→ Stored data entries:
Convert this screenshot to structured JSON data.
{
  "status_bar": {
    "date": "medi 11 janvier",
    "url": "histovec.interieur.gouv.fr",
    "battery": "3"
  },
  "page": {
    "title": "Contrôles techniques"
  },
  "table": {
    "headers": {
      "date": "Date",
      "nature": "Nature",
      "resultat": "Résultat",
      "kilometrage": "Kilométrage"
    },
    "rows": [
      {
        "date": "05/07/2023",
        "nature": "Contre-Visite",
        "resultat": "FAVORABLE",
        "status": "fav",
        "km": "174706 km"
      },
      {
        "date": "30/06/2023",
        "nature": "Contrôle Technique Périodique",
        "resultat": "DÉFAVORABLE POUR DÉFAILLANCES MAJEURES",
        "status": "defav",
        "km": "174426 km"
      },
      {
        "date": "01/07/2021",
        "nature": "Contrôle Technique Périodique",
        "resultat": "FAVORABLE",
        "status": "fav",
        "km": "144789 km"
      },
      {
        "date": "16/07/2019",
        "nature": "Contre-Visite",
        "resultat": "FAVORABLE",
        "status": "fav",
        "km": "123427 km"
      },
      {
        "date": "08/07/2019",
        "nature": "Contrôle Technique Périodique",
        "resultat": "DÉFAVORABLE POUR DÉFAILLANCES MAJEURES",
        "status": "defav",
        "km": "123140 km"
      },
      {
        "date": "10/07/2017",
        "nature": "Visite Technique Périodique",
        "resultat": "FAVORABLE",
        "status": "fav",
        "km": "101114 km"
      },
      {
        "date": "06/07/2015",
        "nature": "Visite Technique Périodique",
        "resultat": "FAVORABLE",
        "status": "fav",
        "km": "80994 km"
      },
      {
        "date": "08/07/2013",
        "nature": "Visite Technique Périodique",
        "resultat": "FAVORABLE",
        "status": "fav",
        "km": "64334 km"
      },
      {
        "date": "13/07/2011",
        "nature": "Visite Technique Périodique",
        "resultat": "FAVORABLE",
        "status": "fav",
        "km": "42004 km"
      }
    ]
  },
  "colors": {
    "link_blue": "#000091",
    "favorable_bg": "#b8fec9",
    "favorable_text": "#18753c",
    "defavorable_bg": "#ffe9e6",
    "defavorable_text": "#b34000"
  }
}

→ Your objective:
Reply with the number of lines in the data that include the string "date" and nothing else.

→ Correct answer:
11